WRITTEN PROBLEM =>
Return every record below exactly as written, omitting any pictures.
━━━ DATA LISTING
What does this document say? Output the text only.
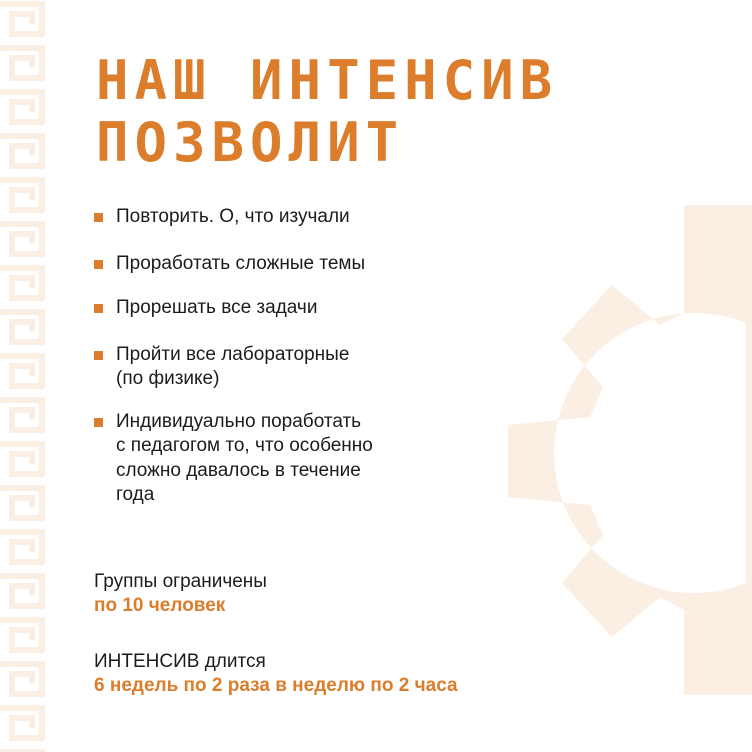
НАШ ИНТЕНСИВ
ПОЗВОЛИТ
Повторить. О, что изучали
Проработать сложные темы
Прорешать все задачи
Пройти все лабораторные
(по физике)
Индивидуально поработать
с педагогом то, что особенно
сложно давалось в течение
года
Группы ограничены
по 10 человек
ИНТЕНСИВ длится
6 недель по 2 раза в неделю по 2 часа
━━━━━━
RESULT OF THE EXERCISE =>
What does this document say? Output the text only.
НАШ ИНТЕНСИВ
ПОЗВОЛИТ
Повторить. О, что изучали
Проработать сложные темы
Прорешать все задачи
Пройти все лабораторные
(по физике)
Индивидуально поработать
с педагогом то, что особенно
сложно давалось в течение
года
Группы ограничены
по 10 человек
ИНТЕНСИВ длится
6 недель по 2 раза в неделю по 2 часа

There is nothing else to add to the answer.